What the task asks ▸ Show every line where "Martini" occurs.

:: Record list ::

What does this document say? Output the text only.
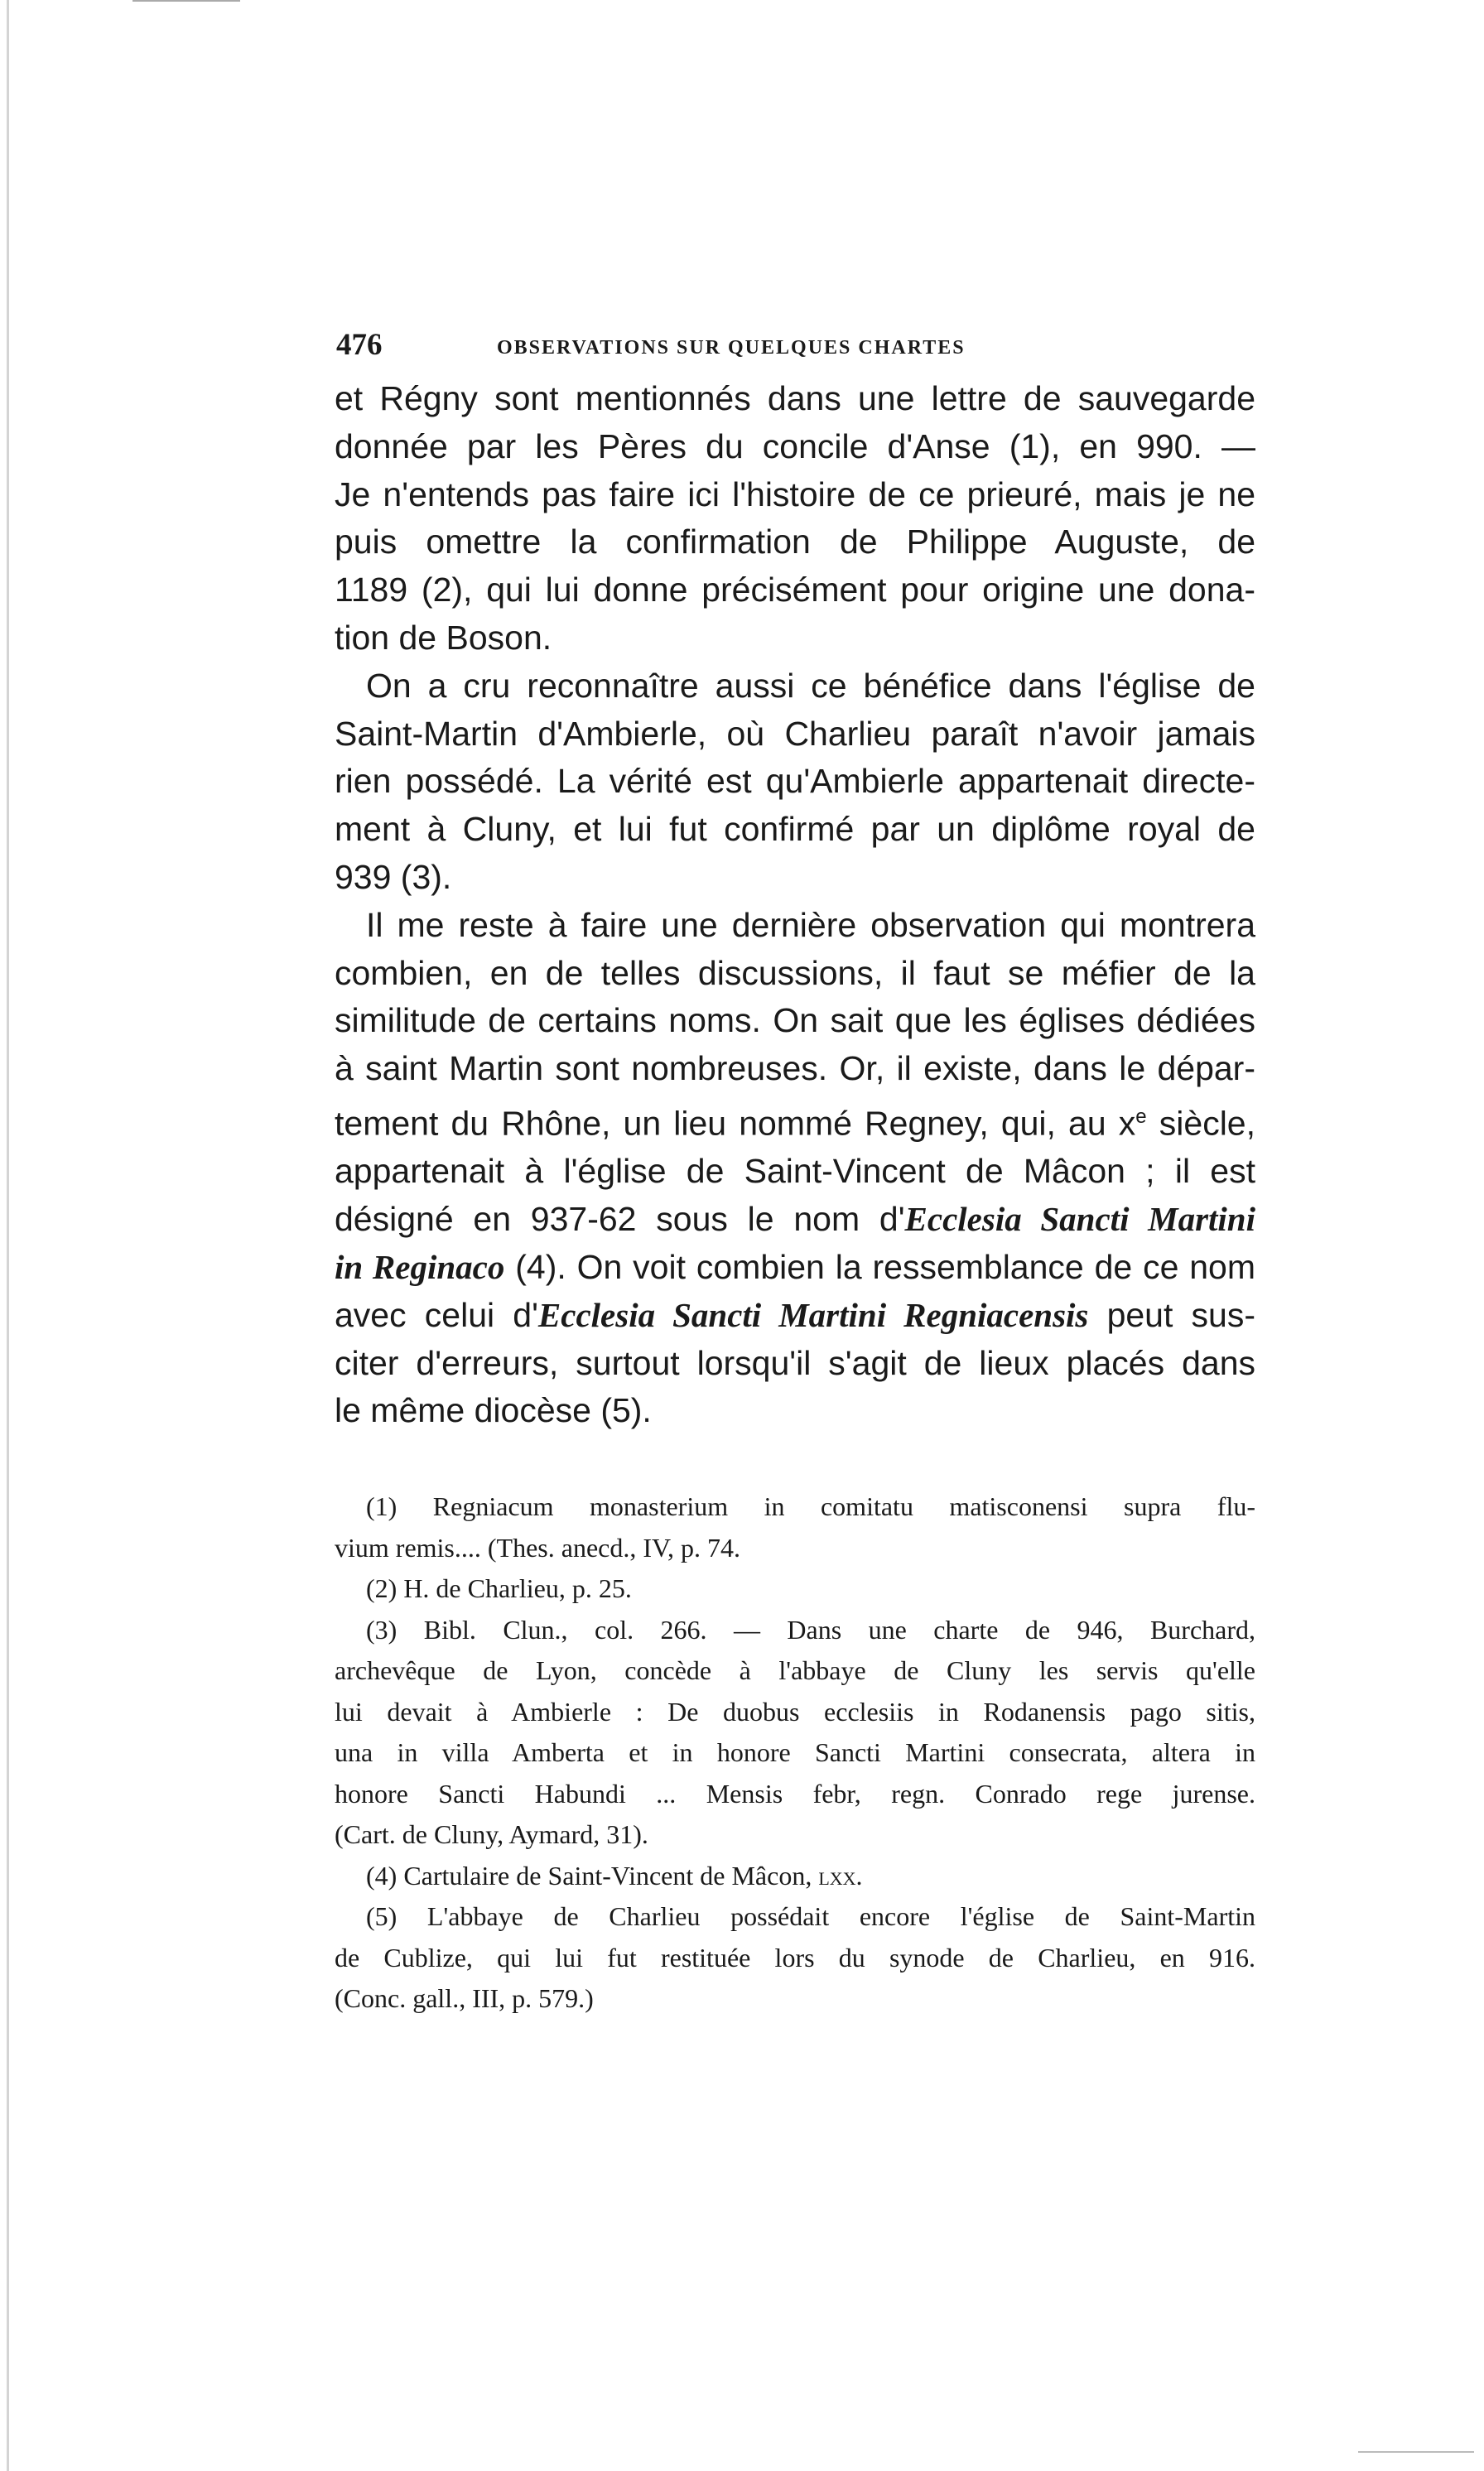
476	OBSERVATIONS SUR QUELQUES CHARTES
et Régny sont mentionnés dans une lettre de sauvegarde
donnée par les Pères du concile d'Anse (1), en 990. —
Je n'entends pas faire ici l'histoire de ce prieuré, mais je ne
puis omettre la confirmation de Philippe Auguste, de
1189 (2), qui lui donne précisément pour origine une dona-
tion de Boson.
On a cru reconnaître aussi ce bénéfice dans l'église de
Saint-Martin d'Ambierle, où Charlieu paraît n'avoir jamais
rien possédé. La vérité est qu'Ambierle appartenait directe-
ment à Cluny, et lui fut confirmé par un diplôme royal de
939 (3).
Il me reste à faire une dernière observation qui montrera
combien, en de telles discussions, il faut se méfier de la
similitude de certains noms. On sait que les églises dédiées
à saint Martin sont nombreuses. Or, il existe, dans le dépar-
tement du Rhône, un lieu nommé Regney, qui, au $x^e$ siècle,
appartenait à l'église de Saint-Vincent de Mâcon ; il est
désigné en 937-62 sous le nom d'Ecclesia Sancti Martini
in Reginaco (4). On voit combien la ressemblance de ce nom
avec celui d'Ecclesia Sancti Martini Regniacensis peut sus-
citer d'erreurs, surtout lorsqu'il s'agit de lieux placés dans
le même diocèse (5).
(1) Regniacum monasterium in comitatu matisconensi supra flu-
vium remis.... (Thes. anecd., IV, p. 74.
(2) H. de Charlieu, p. 25.
(3) Bibl. Clun., col. 266. — Dans une charte de 946, Burchard,
archevêque de Lyon, concède à l'abbaye de Cluny les servis qu'elle
lui devait à Ambierle : De duobus ecclesiis in Rodanensis pago sitis,
una in villa Amberta et in honore Sancti Martini consecrata, altera in
honore Sancti Habundi ... Mensis febr, regn. Conrado rege jurense.
(Cart. de Cluny, Aymard, 31).
(4) Cartulaire de Saint-Vincent de Mâcon, lxx.
(5) L'abbaye de Charlieu possédait encore l'église de Saint-Martin
de Cublize, qui lui fut restituée lors du synode de Charlieu, en 916.
(Conc. gall., III, p. 579.)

:::

The result ▸
désigné en 937-62 sous le nom d'Ecclesia Sancti Martini
avec celui d'Ecclesia Sancti Martini Regniacensis peut sus-
una in villa Amberta et in honore Sancti Martini consecrata, altera in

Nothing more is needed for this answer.